YOUR GOAL:
Every line with the word "Interfaces" in it should be extracted from the data that follows.

[begin EXTRACTED MATERIAL]

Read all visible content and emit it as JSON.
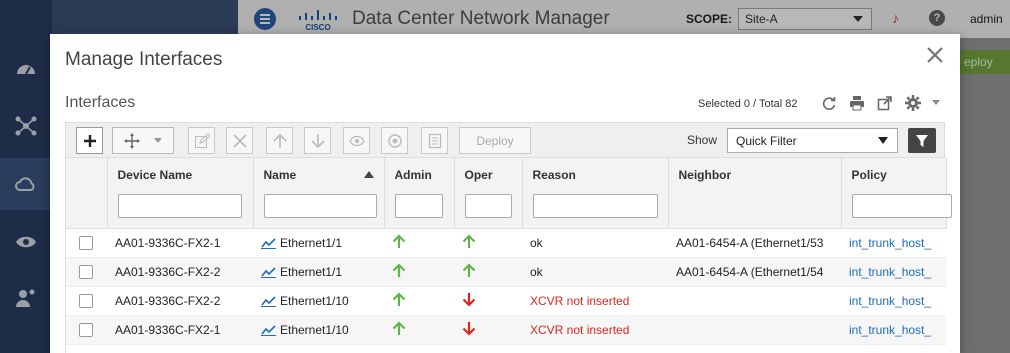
{
  "app": {
    "title": "Data Center Network Manager",
    "scope_label": "SCOPE:",
    "scope_value": "Site-A",
    "user": "admin",
    "bg_deploy_label": "eploy",
    "sidebar_icons": [
      "dashboard-icon",
      "topology-icon",
      "cloud-icon",
      "eye-icon",
      "admin-settings-icon"
    ]
  },
  "modal": {
    "title": "Manage Interfaces",
    "section_title": "Interfaces",
    "selected_info": "Selected 0 / Total 82"
  },
  "toolbar": {
    "deploy_label": "Deploy",
    "show_label": "Show",
    "filter_value": "Quick Filter"
  },
  "table": {
    "columns": [
      "",
      "Device Name",
      "Name",
      "Admin",
      "Oper",
      "Reason",
      "Neighbor",
      "Policy"
    ],
    "rows": [
      {
        "device": "AA01-9336C-FX2-1",
        "name": "Ethernet1/1",
        "admin": "up",
        "oper": "up",
        "reason": "ok",
        "reason_error": false,
        "neighbor": "AA01-6454-A (Ethernet1/53",
        "policy": "int_trunk_host_"
      },
      {
        "device": "AA01-9336C-FX2-2",
        "name": "Ethernet1/1",
        "admin": "up",
        "oper": "up",
        "reason": "ok",
        "reason_error": false,
        "neighbor": "AA01-6454-A (Ethernet1/54",
        "policy": "int_trunk_host_"
      },
      {
        "device": "AA01-9336C-FX2-2",
        "name": "Ethernet1/10",
        "admin": "up",
        "oper": "down",
        "reason": "XCVR not inserted",
        "reason_error": true,
        "neighbor": "",
        "policy": "int_trunk_host_"
      },
      {
        "device": "AA01-9336C-FX2-1",
        "name": "Ethernet1/10",
        "admin": "up",
        "oper": "down",
        "reason": "XCVR not inserted",
        "reason_error": true,
        "neighbor": "",
        "policy": "int_trunk_host_"
      }
    ]
  },
  "colors": {
    "up_arrow": "#5fb54a",
    "down_arrow": "#e0251b",
    "error_text": "#e0251b",
    "link": "#1f6bb8"
  }
}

[end EXTRACTED MATERIAL]

COMPLETE OUTPUT:
    "title": "Manage Interfaces",
    "section_title": "Interfaces",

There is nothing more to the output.